— Start of Provided data —

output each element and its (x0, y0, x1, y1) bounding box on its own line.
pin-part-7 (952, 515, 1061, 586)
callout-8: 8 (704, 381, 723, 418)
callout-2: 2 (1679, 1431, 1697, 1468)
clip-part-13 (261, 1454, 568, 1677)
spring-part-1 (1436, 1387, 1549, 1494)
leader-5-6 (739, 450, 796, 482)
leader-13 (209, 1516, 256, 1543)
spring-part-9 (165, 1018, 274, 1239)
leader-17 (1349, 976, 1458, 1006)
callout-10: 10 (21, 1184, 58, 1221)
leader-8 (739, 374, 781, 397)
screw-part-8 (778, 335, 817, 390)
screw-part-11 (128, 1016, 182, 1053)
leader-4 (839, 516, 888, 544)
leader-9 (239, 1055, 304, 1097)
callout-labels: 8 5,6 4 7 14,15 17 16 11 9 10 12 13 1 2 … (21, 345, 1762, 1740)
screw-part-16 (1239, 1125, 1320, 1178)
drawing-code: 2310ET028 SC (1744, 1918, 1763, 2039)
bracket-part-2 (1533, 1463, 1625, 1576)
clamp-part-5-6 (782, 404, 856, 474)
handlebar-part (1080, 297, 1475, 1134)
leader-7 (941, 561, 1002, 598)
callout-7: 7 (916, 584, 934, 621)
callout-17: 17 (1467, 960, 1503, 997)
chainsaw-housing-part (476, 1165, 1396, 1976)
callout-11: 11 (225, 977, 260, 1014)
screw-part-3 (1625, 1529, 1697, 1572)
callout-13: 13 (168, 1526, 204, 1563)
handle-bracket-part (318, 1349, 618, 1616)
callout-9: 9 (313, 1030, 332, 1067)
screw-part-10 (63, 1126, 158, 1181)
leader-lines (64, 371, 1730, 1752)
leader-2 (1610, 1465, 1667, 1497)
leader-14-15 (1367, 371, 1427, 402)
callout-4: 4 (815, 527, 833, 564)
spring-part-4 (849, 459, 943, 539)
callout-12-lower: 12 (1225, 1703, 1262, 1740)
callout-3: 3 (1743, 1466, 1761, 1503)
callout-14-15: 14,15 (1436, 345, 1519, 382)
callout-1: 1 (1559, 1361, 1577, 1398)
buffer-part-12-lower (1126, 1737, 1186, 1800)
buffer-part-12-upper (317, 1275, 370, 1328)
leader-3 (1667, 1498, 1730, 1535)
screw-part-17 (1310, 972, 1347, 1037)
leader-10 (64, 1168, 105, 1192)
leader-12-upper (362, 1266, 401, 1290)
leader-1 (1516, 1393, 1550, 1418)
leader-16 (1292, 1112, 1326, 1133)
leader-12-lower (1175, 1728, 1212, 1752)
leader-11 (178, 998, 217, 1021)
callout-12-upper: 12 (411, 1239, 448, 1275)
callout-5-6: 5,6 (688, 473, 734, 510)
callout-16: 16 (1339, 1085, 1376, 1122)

— End of Provided data —

** Brief **
Copy out every line of the entries above, character for character, without altering anything.

** Exercise output **
output each element and its (x0, y0, x1, y1) bounding box on its own line.
pin-part-7 (952, 515, 1061, 586)
callout-8: 8 (704, 381, 723, 418)
callout-2: 2 (1679, 1431, 1697, 1468)
clip-part-13 (261, 1454, 568, 1677)
spring-part-1 (1436, 1387, 1549, 1494)
leader-5-6 (739, 450, 796, 482)
leader-13 (209, 1516, 256, 1543)
spring-part-9 (165, 1018, 274, 1239)
leader-17 (1349, 976, 1458, 1006)
callout-10: 10 (21, 1184, 58, 1221)
leader-8 (739, 374, 781, 397)
screw-part-8 (778, 335, 817, 390)
screw-part-11 (128, 1016, 182, 1053)
leader-4 (839, 516, 888, 544)
leader-9 (239, 1055, 304, 1097)
callout-labels: 8 5,6 4 7 14,15 17 16 11 9 10 12 13 1 2 … (21, 345, 1762, 1740)
screw-part-16 (1239, 1125, 1320, 1178)
drawing-code: 2310ET028 SC (1744, 1918, 1763, 2039)
bracket-part-2 (1533, 1463, 1625, 1576)
clamp-part-5-6 (782, 404, 856, 474)
handlebar-part (1080, 297, 1475, 1134)
leader-7 (941, 561, 1002, 598)
callout-7: 7 (916, 584, 934, 621)
callout-17: 17 (1467, 960, 1503, 997)
chainsaw-housing-part (476, 1165, 1396, 1976)
callout-11: 11 (225, 977, 260, 1014)
screw-part-3 (1625, 1529, 1697, 1572)
callout-13: 13 (168, 1526, 204, 1563)
handle-bracket-part (318, 1349, 618, 1616)
callout-9: 9 (313, 1030, 332, 1067)
screw-part-10 (63, 1126, 158, 1181)
leader-lines (64, 371, 1730, 1752)
leader-2 (1610, 1465, 1667, 1497)
leader-14-15 (1367, 371, 1427, 402)
callout-4: 4 (815, 527, 833, 564)
spring-part-4 (849, 459, 943, 539)
callout-12-lower: 12 (1225, 1703, 1262, 1740)
callout-3: 3 (1743, 1466, 1761, 1503)
callout-14-15: 14,15 (1436, 345, 1519, 382)
callout-1: 1 (1559, 1361, 1577, 1398)
buffer-part-12-lower (1126, 1737, 1186, 1800)
buffer-part-12-upper (317, 1275, 370, 1328)
leader-3 (1667, 1498, 1730, 1535)
screw-part-17 (1310, 972, 1347, 1037)
leader-10 (64, 1168, 105, 1192)
leader-12-upper (362, 1266, 401, 1290)
leader-1 (1516, 1393, 1550, 1418)
leader-16 (1292, 1112, 1326, 1133)
leader-12-lower (1175, 1728, 1212, 1752)
leader-11 (178, 998, 217, 1021)
callout-12-upper: 12 (411, 1239, 448, 1275)
callout-5-6: 5,6 (688, 473, 734, 510)
callout-16: 16 (1339, 1085, 1376, 1122)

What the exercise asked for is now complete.